Task goal - Go through the lines below. Copy those with "TRIGGER".

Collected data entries
===============

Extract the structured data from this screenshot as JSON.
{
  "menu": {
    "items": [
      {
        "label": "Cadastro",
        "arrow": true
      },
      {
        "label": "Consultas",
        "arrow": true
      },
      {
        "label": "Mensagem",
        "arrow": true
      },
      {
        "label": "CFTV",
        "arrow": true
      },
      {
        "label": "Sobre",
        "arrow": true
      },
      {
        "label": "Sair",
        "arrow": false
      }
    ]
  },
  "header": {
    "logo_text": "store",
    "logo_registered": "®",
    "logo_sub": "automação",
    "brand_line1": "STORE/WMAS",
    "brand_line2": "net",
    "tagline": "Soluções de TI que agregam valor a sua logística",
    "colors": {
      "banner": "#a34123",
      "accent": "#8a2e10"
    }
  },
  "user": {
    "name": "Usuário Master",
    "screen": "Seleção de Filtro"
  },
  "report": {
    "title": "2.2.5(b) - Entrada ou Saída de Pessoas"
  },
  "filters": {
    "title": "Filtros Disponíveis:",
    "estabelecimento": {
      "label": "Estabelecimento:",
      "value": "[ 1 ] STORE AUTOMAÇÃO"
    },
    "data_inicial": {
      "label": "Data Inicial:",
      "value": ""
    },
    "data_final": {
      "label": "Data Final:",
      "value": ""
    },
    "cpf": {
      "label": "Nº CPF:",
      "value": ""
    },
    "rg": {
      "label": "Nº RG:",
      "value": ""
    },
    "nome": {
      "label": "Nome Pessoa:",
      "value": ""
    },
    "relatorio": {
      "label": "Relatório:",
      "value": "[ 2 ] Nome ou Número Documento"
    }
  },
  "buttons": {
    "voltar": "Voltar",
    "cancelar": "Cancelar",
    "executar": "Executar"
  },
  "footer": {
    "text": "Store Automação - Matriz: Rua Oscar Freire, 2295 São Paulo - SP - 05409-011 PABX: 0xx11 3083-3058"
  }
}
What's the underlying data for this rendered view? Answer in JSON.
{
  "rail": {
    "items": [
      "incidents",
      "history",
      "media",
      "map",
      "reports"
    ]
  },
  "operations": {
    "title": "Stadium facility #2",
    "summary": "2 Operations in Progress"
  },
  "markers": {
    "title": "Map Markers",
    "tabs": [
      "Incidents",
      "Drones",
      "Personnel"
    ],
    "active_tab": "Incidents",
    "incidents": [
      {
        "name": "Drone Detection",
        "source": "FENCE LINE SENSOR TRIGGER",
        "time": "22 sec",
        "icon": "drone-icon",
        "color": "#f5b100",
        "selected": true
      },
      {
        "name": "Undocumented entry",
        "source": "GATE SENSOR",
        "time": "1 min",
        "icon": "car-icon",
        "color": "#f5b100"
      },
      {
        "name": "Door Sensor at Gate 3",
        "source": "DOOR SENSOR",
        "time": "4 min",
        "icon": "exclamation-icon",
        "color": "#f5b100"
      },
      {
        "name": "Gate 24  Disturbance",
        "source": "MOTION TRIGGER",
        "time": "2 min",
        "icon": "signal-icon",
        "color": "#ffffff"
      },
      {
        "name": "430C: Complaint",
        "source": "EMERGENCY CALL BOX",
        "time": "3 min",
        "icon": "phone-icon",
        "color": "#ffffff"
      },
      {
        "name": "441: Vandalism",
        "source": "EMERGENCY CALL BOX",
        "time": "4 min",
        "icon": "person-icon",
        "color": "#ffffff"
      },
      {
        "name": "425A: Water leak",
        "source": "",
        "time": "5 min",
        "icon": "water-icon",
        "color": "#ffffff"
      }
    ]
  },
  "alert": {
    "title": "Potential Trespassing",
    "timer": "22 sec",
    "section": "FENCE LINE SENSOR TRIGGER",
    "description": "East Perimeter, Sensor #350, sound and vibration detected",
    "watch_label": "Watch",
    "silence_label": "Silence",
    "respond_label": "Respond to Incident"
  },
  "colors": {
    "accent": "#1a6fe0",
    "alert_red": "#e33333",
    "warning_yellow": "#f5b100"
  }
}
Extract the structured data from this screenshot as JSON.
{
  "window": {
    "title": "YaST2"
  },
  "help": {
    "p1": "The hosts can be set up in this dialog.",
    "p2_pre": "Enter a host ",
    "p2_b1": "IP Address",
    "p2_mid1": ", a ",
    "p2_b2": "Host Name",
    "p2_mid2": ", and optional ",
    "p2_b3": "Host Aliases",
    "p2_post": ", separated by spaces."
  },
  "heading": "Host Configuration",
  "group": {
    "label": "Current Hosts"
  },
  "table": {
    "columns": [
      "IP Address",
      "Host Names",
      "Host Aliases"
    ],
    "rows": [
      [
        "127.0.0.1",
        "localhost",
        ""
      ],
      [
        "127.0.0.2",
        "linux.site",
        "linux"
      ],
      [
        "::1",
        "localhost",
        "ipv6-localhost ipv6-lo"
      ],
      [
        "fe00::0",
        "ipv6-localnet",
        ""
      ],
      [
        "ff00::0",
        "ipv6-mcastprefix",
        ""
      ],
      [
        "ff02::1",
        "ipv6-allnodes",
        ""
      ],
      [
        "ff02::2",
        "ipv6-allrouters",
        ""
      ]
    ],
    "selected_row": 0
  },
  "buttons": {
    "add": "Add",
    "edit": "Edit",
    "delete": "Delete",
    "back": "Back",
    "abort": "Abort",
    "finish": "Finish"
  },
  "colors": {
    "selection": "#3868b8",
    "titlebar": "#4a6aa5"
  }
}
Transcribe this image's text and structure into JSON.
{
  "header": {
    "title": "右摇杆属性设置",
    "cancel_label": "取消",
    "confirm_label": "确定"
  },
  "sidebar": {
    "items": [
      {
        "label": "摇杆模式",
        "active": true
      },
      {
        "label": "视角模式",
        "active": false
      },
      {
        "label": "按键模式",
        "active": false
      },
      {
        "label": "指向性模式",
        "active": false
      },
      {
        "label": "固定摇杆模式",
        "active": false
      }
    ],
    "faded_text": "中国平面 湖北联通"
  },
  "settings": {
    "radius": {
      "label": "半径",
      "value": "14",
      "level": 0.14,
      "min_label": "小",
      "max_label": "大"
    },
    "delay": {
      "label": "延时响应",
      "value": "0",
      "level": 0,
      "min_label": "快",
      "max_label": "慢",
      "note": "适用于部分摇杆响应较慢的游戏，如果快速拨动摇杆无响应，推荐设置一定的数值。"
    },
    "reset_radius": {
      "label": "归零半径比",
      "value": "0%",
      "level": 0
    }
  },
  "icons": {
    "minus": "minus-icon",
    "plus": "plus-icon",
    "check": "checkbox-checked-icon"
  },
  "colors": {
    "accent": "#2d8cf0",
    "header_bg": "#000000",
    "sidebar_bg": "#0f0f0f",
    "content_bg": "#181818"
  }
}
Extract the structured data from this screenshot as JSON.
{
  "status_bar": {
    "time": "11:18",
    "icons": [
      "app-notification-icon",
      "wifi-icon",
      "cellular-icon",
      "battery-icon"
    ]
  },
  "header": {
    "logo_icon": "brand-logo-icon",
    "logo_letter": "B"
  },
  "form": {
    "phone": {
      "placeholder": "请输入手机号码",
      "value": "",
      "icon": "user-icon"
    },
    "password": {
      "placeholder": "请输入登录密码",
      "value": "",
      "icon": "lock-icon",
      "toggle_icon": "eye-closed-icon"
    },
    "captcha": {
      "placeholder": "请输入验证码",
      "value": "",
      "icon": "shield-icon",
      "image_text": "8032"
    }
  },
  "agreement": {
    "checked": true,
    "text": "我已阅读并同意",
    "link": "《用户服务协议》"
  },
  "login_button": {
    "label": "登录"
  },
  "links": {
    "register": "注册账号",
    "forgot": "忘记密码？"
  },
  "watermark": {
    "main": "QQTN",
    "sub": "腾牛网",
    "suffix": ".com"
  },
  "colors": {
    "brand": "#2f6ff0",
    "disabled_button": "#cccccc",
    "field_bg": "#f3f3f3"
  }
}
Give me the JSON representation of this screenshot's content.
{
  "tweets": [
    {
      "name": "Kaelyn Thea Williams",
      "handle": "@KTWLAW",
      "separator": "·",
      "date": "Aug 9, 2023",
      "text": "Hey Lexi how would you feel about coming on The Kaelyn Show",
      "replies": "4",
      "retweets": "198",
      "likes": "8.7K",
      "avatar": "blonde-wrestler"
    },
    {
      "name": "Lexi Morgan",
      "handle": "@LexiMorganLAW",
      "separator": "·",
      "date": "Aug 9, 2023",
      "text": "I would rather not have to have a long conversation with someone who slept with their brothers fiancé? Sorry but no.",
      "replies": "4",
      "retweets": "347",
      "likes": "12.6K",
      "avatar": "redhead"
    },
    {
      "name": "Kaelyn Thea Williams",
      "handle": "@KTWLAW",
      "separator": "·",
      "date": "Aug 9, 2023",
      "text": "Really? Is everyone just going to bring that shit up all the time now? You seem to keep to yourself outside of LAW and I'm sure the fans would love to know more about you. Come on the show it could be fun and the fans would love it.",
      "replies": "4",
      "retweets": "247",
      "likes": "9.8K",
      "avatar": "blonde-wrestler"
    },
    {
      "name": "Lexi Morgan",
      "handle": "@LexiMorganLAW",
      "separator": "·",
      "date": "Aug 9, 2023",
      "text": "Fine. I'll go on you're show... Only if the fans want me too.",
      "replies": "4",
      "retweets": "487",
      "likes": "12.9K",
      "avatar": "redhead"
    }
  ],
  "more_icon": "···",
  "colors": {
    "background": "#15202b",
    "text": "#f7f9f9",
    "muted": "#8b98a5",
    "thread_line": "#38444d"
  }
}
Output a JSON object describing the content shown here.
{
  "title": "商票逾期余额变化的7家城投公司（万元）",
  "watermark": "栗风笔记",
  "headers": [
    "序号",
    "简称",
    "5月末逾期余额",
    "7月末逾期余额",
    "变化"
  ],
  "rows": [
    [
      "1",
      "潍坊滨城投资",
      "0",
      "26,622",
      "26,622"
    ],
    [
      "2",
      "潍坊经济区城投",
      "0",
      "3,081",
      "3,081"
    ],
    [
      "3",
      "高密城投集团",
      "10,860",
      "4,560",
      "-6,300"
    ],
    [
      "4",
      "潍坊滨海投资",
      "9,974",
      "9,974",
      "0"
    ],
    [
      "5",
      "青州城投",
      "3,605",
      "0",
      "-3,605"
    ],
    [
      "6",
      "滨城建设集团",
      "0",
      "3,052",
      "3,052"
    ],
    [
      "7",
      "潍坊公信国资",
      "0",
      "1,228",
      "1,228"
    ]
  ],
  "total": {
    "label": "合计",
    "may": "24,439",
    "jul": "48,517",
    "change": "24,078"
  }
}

===============

Exercise output -
        "source": "FENCE LINE SENSOR TRIGGER",
        "source": "MOTION TRIGGER",
    "section": "FENCE LINE SENSOR TRIGGER",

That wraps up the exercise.